## Begin

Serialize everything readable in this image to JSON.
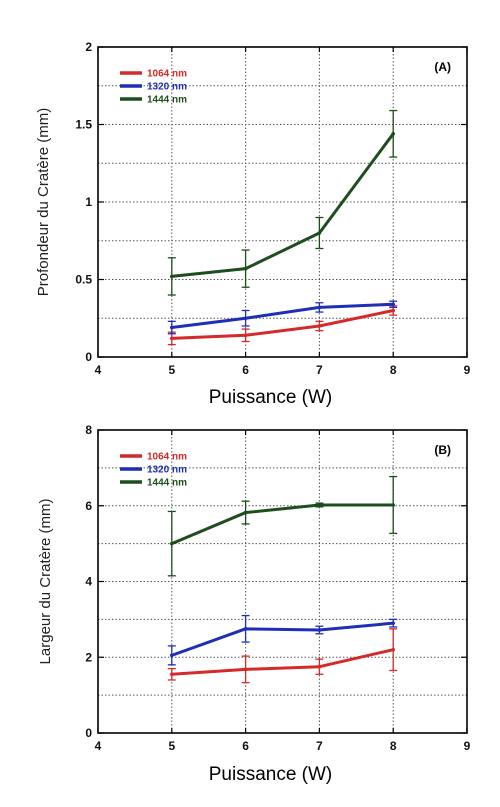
{
  "chart_data": [
    {
      "type": "line",
      "panel_label": "(A)",
      "xlabel": "Puissance (W)",
      "ylabel": "Profondeur du Cratère (mm)",
      "xlim": [
        4,
        9
      ],
      "ylim": [
        0,
        2
      ],
      "x_ticks": [
        "4",
        "5",
        "6",
        "7",
        "8",
        "9"
      ],
      "y_ticks": [
        "0",
        "0.5",
        "1",
        "1.5",
        "2"
      ],
      "grid": true,
      "legend_position": "top-left",
      "x": [
        5,
        6,
        7,
        8
      ],
      "series": [
        {
          "name": "1064 nm",
          "color": "#d42a2a",
          "values": [
            0.12,
            0.14,
            0.2,
            0.3
          ],
          "error": [
            0.04,
            0.04,
            0.03,
            0.03
          ]
        },
        {
          "name": "1320 nm",
          "color": "#1f2fb5",
          "values": [
            0.19,
            0.25,
            0.32,
            0.34
          ],
          "error": [
            0.04,
            0.05,
            0.03,
            0.02
          ]
        },
        {
          "name": "1444 nm",
          "color": "#1e4d1e",
          "values": [
            0.52,
            0.57,
            0.8,
            1.44
          ],
          "error": [
            0.12,
            0.12,
            0.1,
            0.15
          ]
        }
      ]
    },
    {
      "type": "line",
      "panel_label": "(B)",
      "xlabel": "Puissance (W)",
      "ylabel": "Largeur du Cratère (mm)",
      "xlim": [
        4,
        9
      ],
      "ylim": [
        0,
        8
      ],
      "x_ticks": [
        "4",
        "5",
        "6",
        "7",
        "8",
        "9"
      ],
      "y_ticks": [
        "0",
        "2",
        "4",
        "6",
        "8"
      ],
      "grid": true,
      "legend_position": "top-left",
      "x": [
        5,
        6,
        7,
        8
      ],
      "series": [
        {
          "name": "1064 nm",
          "color": "#d42a2a",
          "values": [
            1.55,
            1.68,
            1.75,
            2.2
          ],
          "error": [
            0.15,
            0.35,
            0.2,
            0.55
          ]
        },
        {
          "name": "1320 nm",
          "color": "#1f2fb5",
          "values": [
            2.05,
            2.75,
            2.72,
            2.9
          ],
          "error": [
            0.25,
            0.35,
            0.1,
            0.1
          ]
        },
        {
          "name": "1444 nm",
          "color": "#1e4d1e",
          "values": [
            5.0,
            5.82,
            6.02,
            6.02
          ],
          "error": [
            0.85,
            0.3,
            0.05,
            0.75
          ]
        }
      ]
    }
  ]
}
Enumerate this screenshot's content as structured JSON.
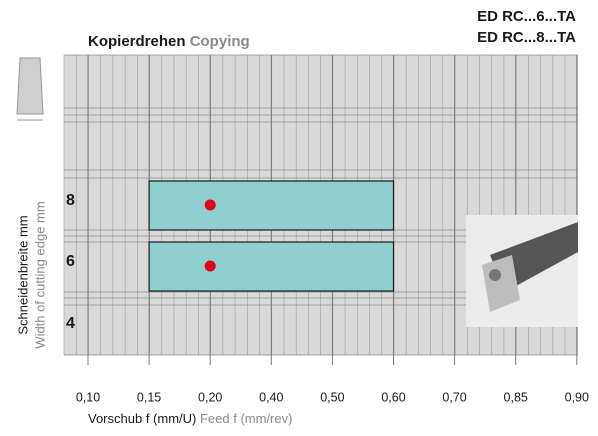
{
  "chart_data": {
    "type": "range-bar",
    "title": "Kopierdrehen",
    "title_en": "Copying",
    "product_codes": [
      "ED RC...6...TA",
      "ED RC...8...TA"
    ],
    "x_label": "Vorschub f (mm/U)",
    "x_label_en": "Feed f (mm/rev)",
    "y_label": "Schneidenbreite mm",
    "y_label_en": "Width of cutting edge mm",
    "categories": [
      "8",
      "6",
      "4"
    ],
    "ranges": [
      [
        0.15,
        0.6
      ],
      [
        0.15,
        0.6
      ],
      null
    ],
    "points": [
      0.2,
      0.2,
      null
    ],
    "range_color": "#8fcfcf",
    "point_color": "#e3001b",
    "xlim": [
      0.1,
      0.9
    ],
    "xticks": [
      {
        "value": 0.1,
        "label": "0,10"
      },
      {
        "value": 0.15,
        "label": "0,15"
      },
      {
        "value": 0.2,
        "label": "0,20"
      },
      {
        "value": 0.4,
        "label": "0,40"
      },
      {
        "value": 0.5,
        "label": "0,50"
      },
      {
        "value": 0.6,
        "label": "0,60"
      },
      {
        "value": 0.7,
        "label": "0,70"
      },
      {
        "value": 0.85,
        "label": "0,85"
      },
      {
        "value": 0.9,
        "label": "0,90"
      }
    ]
  }
}
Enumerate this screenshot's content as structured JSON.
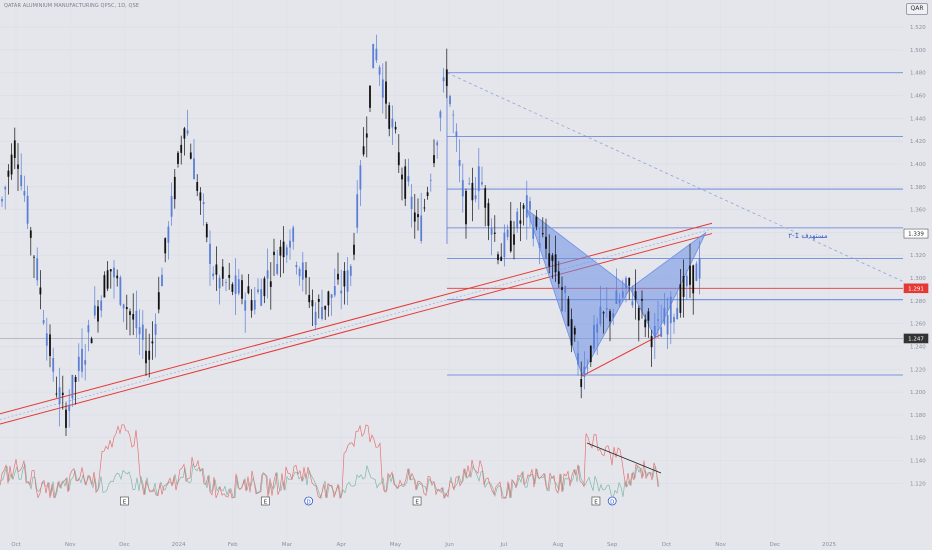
{
  "header": {
    "title": "QATAR ALUMINIUM MANUFACTURING QPSC, 1D, QSE",
    "currency": "QAR"
  },
  "annotations": {
    "target_label": "مستهدف 1-٢"
  },
  "price_labels": {
    "target": "1.339",
    "resistance": "1.291",
    "last": "1.247"
  },
  "colors": {
    "background": "#e4e6ec",
    "candle_up": "#5b7fd6",
    "candle_down": "#111111",
    "channel": "#e53935",
    "pattern_fill": "#6c8fe6",
    "fib_line": "#5a7ad6",
    "resistance_line": "#e53935",
    "osc_1": "#e57373",
    "osc_2": "#7fb8a8"
  },
  "chart_data": {
    "type": "candlestick",
    "x_labels": [
      "Oct",
      "Nov",
      "Dec",
      "2024",
      "Feb",
      "Mar",
      "Apr",
      "May",
      "Jun",
      "Jul",
      "Aug",
      "Sep",
      "Oct",
      "Nov",
      "Dec",
      "2025"
    ],
    "y_ticks": [
      "1.520",
      "1.500",
      "1.480",
      "1.460",
      "1.440",
      "1.420",
      "1.400",
      "1.380",
      "1.360",
      "1.340",
      "1.320",
      "1.300",
      "1.280",
      "1.260",
      "1.240",
      "1.220",
      "1.200",
      "1.180",
      "1.160",
      "1.140",
      "1.120"
    ],
    "ylim": [
      1.108,
      1.528
    ],
    "key_prices": {
      "target": 1.339,
      "resistance": 1.291,
      "last": 1.247
    },
    "fib_levels": [
      1.48,
      1.424,
      1.378,
      1.344,
      1.317,
      1.281,
      1.215
    ],
    "event_markers": [
      {
        "label": "E",
        "position": 2
      },
      {
        "label": "E",
        "position": 4.6
      },
      {
        "label": "D",
        "position": 5.4
      },
      {
        "label": "E",
        "position": 7.4
      },
      {
        "label": "E",
        "position": 10.7
      },
      {
        "label": "D",
        "position": 11.0
      }
    ]
  }
}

## End

Pictures in the data above should not be copied; transcribe everything else exactly.

Serialize everything readable in this image to JSON.
{
  "chart_data": [
    {
      "type": "line",
      "panel_label": "(A)",
      "xlabel": "Puissance (W)",
      "ylabel": "Profondeur du Cratère (mm)",
      "xlim": [
        4,
        9
      ],
      "ylim": [
        0,
        2
      ],
      "x_ticks": [
        "4",
        "5",
        "6",
        "7",
        "8",
        "9"
      ],
      "y_ticks": [
        "0",
        "0.5",
        "1",
        "1.5",
        "2"
      ],
      "grid": true,
      "legend_position": "top-left",
      "x": [
        5,
        6,
        7,
        8
      ],
      "series": [
        {
          "name": "1064 nm",
          "color": "#d42a2a",
          "values": [
            0.12,
            0.14,
            0.2,
            0.3
          ],
          "error": [
            0.04,
            0.04,
            0.03,
            0.03
          ]
        },
        {
          "name": "1320 nm",
          "color": "#1f2fb5",
          "values": [
            0.19,
            0.25,
            0.32,
            0.34
          ],
          "error": [
            0.04,
            0.05,
            0.03,
            0.02
          ]
        },
        {
          "name": "1444 nm",
          "color": "#1e4d1e",
          "values": [
            0.52,
            0.57,
            0.8,
            1.44
          ],
          "error": [
            0.12,
            0.12,
            0.1,
            0.15
          ]
        }
      ]
    },
    {
      "type": "line",
      "panel_label": "(B)",
      "xlabel": "Puissance (W)",
      "ylabel": "Largeur du Cratère (mm)",
      "xlim": [
        4,
        9
      ],
      "ylim": [
        0,
        8
      ],
      "x_ticks": [
        "4",
        "5",
        "6",
        "7",
        "8",
        "9"
      ],
      "y_ticks": [
        "0",
        "2",
        "4",
        "6",
        "8"
      ],
      "grid": true,
      "legend_position": "top-left",
      "x": [
        5,
        6,
        7,
        8
      ],
      "series": [
        {
          "name": "1064 nm",
          "color": "#d42a2a",
          "values": [
            1.55,
            1.68,
            1.75,
            2.2
          ],
          "error": [
            0.15,
            0.35,
            0.2,
            0.55
          ]
        },
        {
          "name": "1320 nm",
          "color": "#1f2fb5",
          "values": [
            2.05,
            2.75,
            2.72,
            2.9
          ],
          "error": [
            0.25,
            0.35,
            0.1,
            0.1
          ]
        },
        {
          "name": "1444 nm",
          "color": "#1e4d1e",
          "values": [
            5.0,
            5.82,
            6.02,
            6.02
          ],
          "error": [
            0.85,
            0.3,
            0.05,
            0.75
          ]
        }
      ]
    }
  ]
}
Enumerate this screenshot's content as structured JSON.
{
  "chart_data": {
    "type": "range-bar",
    "title": "Kopierdrehen",
    "title_en": "Copying",
    "product_codes": [
      "ED RC...6...TA",
      "ED RC...8...TA"
    ],
    "x_label": "Vorschub f (mm/U)",
    "x_label_en": "Feed f (mm/rev)",
    "y_label": "Schneidenbreite mm",
    "y_label_en": "Width of cutting edge mm",
    "categories": [
      "8",
      "6",
      "4"
    ],
    "ranges": [
      [
        0.15,
        0.6
      ],
      [
        0.15,
        0.6
      ],
      null
    ],
    "points": [
      0.2,
      0.2,
      null
    ],
    "range_color": "#8fcfcf",
    "point_color": "#e3001b",
    "xlim": [
      0.1,
      0.9
    ],
    "xticks": [
      {
        "value": 0.1,
        "label": "0,10"
      },
      {
        "value": 0.15,
        "label": "0,15"
      },
      {
        "value": 0.2,
        "label": "0,20"
      },
      {
        "value": 0.4,
        "label": "0,40"
      },
      {
        "value": 0.5,
        "label": "0,50"
      },
      {
        "value": 0.6,
        "label": "0,60"
      },
      {
        "value": 0.7,
        "label": "0,70"
      },
      {
        "value": 0.85,
        "label": "0,85"
      },
      {
        "value": 0.9,
        "label": "0,90"
      }
    ]
  }
}
Enumerate this screenshot's content as structured JSON.
{
  "header": {
    "title": "QATAR ALUMINIUM MANUFACTURING QPSC, 1D, QSE",
    "currency": "QAR"
  },
  "annotations": {
    "target_label": "مستهدف 1-٢"
  },
  "price_labels": {
    "target": "1.339",
    "resistance": "1.291",
    "last": "1.247"
  },
  "colors": {
    "background": "#e4e6ec",
    "candle_up": "#5b7fd6",
    "candle_down": "#111111",
    "channel": "#e53935",
    "pattern_fill": "#6c8fe6",
    "fib_line": "#5a7ad6",
    "resistance_line": "#e53935",
    "osc_1": "#e57373",
    "osc_2": "#7fb8a8"
  },
  "chart_data": {
    "type": "candlestick",
    "x_labels": [
      "Oct",
      "Nov",
      "Dec",
      "2024",
      "Feb",
      "Mar",
      "Apr",
      "May",
      "Jun",
      "Jul",
      "Aug",
      "Sep",
      "Oct",
      "Nov",
      "Dec",
      "2025"
    ],
    "y_ticks": [
      "1.520",
      "1.500",
      "1.480",
      "1.460",
      "1.440",
      "1.420",
      "1.400",
      "1.380",
      "1.360",
      "1.340",
      "1.320",
      "1.300",
      "1.280",
      "1.260",
      "1.240",
      "1.220",
      "1.200",
      "1.180",
      "1.160",
      "1.140",
      "1.120"
    ],
    "ylim": [
      1.108,
      1.528
    ],
    "key_prices": {
      "target": 1.339,
      "resistance": 1.291,
      "last": 1.247
    },
    "fib_levels": [
      1.48,
      1.424,
      1.378,
      1.344,
      1.317,
      1.281,
      1.215
    ],
    "event_markers": [
      {
        "label": "E",
        "position": 2
      },
      {
        "label": "E",
        "position": 4.6
      },
      {
        "label": "D",
        "position": 5.4
      },
      {
        "label": "E",
        "position": 7.4
      },
      {
        "label": "E",
        "position": 10.7
      },
      {
        "label": "D",
        "position": 11.0
      }
    ]
  }
}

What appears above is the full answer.